The problem:
Examine the entries and show every line in which the word "from" is found.

Provided material:

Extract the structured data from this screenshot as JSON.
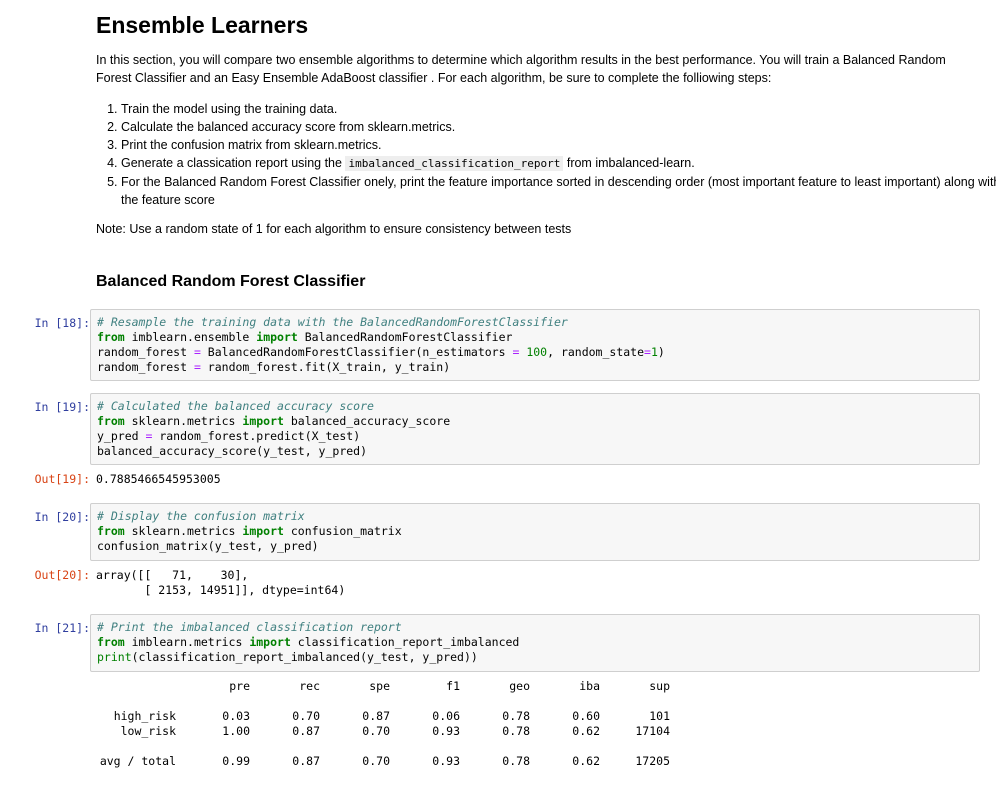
{
  "markdown": {
    "title": "Ensemble Learners",
    "intro": "In this section, you will compare two ensemble algorithms to determine which algorithm results in the best performance. You will train a Balanced Random Forest Classifier and an Easy Ensemble AdaBoost classifier . For each algorithm, be sure to complete the folliowing steps:",
    "steps": [
      "Train the model using the training data.",
      "Calculate the balanced accuracy score from sklearn.metrics.",
      "Print the confusion matrix from sklearn.metrics.",
      "Generate a classication report using the",
      "For the Balanced Random Forest Classifier onely, print the feature importance sorted in descending order (most important feature to least important) along with the feature score"
    ],
    "step4_code": "imbalanced_classification_report",
    "step4_suffix": " from imbalanced-learn.",
    "note": "Note: Use a random state of 1 for each algorithm to ensure consistency between tests",
    "subheading": "Balanced Random Forest Classifier"
  },
  "cells": [
    {
      "prompt": "In [18]:"
    },
    {
      "prompt": "In [19]:",
      "out_prompt": "Out[19]:",
      "output": "0.7885466545953005"
    },
    {
      "prompt": "In [20]:",
      "out_prompt": "Out[20]:",
      "output": "array([[   71,    30],\n       [ 2153, 14951]], dtype=int64)"
    },
    {
      "prompt": "In [21]:"
    }
  ],
  "report": {
    "headers": [
      "pre",
      "rec",
      "spe",
      "f1",
      "geo",
      "iba",
      "sup"
    ],
    "rows": [
      {
        "label": "high_risk",
        "values": [
          "0.03",
          "0.70",
          "0.87",
          "0.06",
          "0.78",
          "0.60",
          "101"
        ]
      },
      {
        "label": "low_risk",
        "values": [
          "1.00",
          "0.87",
          "0.70",
          "0.93",
          "0.78",
          "0.62",
          "17104"
        ]
      },
      {
        "label": "avg / total",
        "values": [
          "0.99",
          "0.87",
          "0.70",
          "0.93",
          "0.78",
          "0.62",
          "17205"
        ]
      }
    ]
  }
}
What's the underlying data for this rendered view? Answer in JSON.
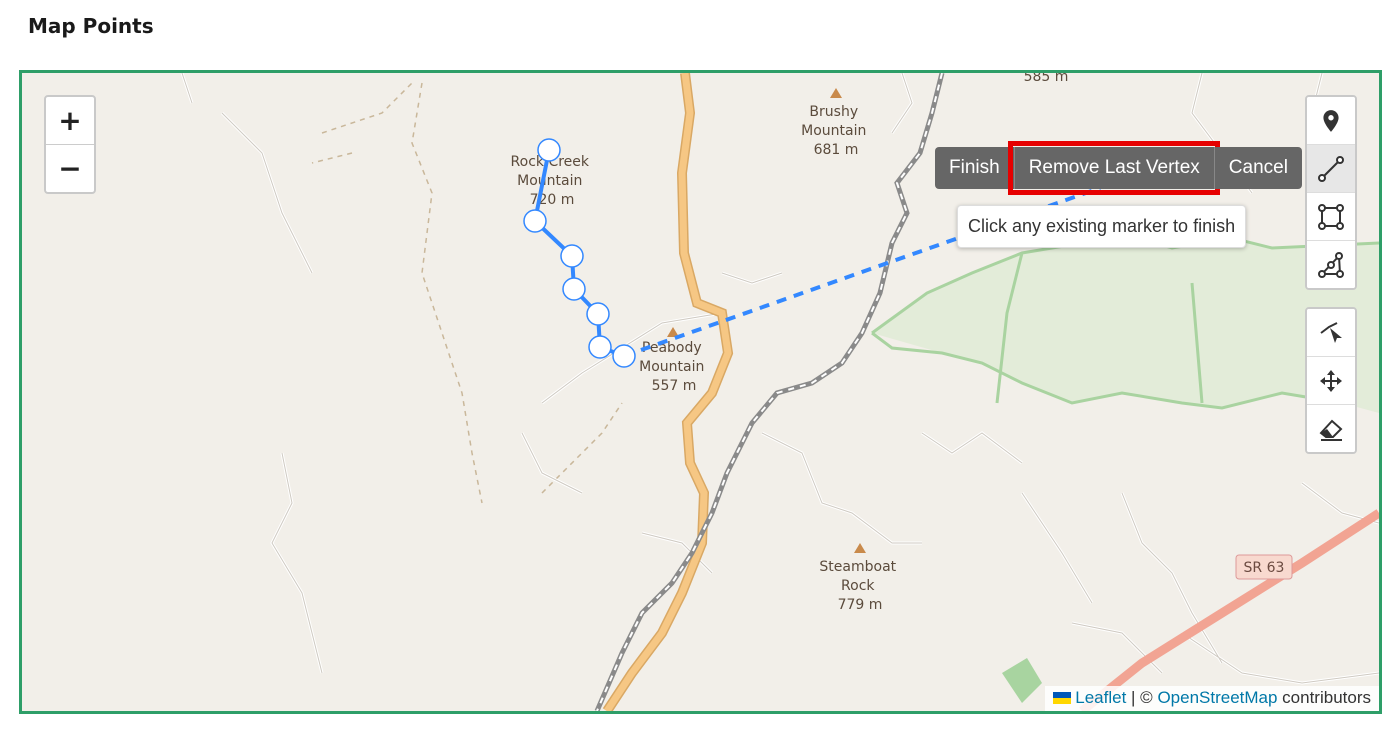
{
  "page": {
    "title": "Map Points"
  },
  "zoom": {
    "in_label": "+",
    "out_label": "−"
  },
  "draw_toolbar": {
    "tools": [
      {
        "name": "marker-icon",
        "active": false
      },
      {
        "name": "polyline-icon",
        "active": true
      },
      {
        "name": "rectangle-icon",
        "active": false
      },
      {
        "name": "polygon-icon",
        "active": false
      }
    ],
    "edit_tools": [
      {
        "name": "cut-icon"
      },
      {
        "name": "move-icon"
      },
      {
        "name": "eraser-icon"
      }
    ]
  },
  "actions": {
    "finish": "Finish",
    "remove_last_vertex": "Remove Last Vertex",
    "cancel": "Cancel"
  },
  "tooltip": {
    "text": "Click any existing marker to finish"
  },
  "map_labels": {
    "rock_creek": [
      "Rock Creek",
      "Mountain",
      "720 m"
    ],
    "brushy": [
      "Brushy",
      "Mountain",
      "681 m"
    ],
    "peabody": [
      "Peabody",
      "Mountain",
      "557 m"
    ],
    "steamboat": [
      "Steamboat",
      "Rock",
      "779 m"
    ],
    "top_partial": "585 m",
    "route_shield": "SR 63"
  },
  "attribution": {
    "leaflet": "Leaflet",
    "separator": " | © ",
    "osm": "OpenStreetMap",
    "contributors": " contributors"
  },
  "colors": {
    "map_bg": "#f2efe9",
    "frame": "#2e9e68",
    "draw_line": "#3388ff",
    "highway": "#f6c784",
    "state_route": "#f2a493",
    "railway": "#8a8a8a",
    "park_boundary": "#a9d3a0",
    "highlight": "#e60000"
  }
}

Solution to this problem:
Extract the structured data from this screenshot as JSON.
      "Calculate the balanced accuracy score from sklearn.metrics.",
      "Print the confusion matrix from sklearn.metrics.",
    "step4_suffix": " from imbalanced-learn.",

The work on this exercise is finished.